What the exercise asks
Identify the lines that contain the word "noise", then copy them.
━━━ Excerpted records
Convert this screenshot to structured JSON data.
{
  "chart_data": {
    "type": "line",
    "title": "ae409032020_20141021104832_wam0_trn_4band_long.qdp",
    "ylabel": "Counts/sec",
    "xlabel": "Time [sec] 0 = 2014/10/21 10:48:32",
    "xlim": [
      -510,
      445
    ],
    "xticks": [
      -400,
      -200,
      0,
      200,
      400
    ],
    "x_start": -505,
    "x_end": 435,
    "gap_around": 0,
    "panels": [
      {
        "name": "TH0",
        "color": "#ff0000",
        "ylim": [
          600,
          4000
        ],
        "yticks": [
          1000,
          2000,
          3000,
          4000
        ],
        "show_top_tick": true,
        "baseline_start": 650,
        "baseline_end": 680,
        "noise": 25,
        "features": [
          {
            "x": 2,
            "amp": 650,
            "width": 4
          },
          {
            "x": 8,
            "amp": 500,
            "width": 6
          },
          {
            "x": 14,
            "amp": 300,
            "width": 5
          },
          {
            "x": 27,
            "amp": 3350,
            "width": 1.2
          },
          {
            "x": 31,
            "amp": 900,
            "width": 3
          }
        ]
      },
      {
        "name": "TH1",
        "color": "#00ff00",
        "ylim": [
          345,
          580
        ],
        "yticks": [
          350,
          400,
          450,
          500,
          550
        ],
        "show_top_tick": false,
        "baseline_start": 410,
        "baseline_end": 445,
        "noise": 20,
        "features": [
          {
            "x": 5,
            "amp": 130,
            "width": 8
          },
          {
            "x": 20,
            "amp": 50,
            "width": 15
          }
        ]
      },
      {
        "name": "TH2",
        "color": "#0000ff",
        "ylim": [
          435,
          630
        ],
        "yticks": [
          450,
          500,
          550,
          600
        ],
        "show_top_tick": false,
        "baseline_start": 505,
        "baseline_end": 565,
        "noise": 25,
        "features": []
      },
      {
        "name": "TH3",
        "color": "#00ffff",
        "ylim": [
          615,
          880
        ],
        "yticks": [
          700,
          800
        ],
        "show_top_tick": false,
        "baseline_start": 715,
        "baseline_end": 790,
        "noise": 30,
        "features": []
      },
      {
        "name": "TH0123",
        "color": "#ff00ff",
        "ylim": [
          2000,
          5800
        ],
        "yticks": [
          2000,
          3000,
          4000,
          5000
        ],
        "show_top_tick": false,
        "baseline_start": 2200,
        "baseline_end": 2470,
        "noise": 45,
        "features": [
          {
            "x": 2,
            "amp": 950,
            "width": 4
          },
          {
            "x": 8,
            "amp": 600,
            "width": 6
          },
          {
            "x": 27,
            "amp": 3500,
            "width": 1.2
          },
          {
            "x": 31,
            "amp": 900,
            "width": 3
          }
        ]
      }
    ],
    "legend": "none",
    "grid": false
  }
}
━━━━━━
Result of this task
        "noise": 25,
        "noise": 20,
        "noise": 25,
        "noise": 30,
        "noise": 45,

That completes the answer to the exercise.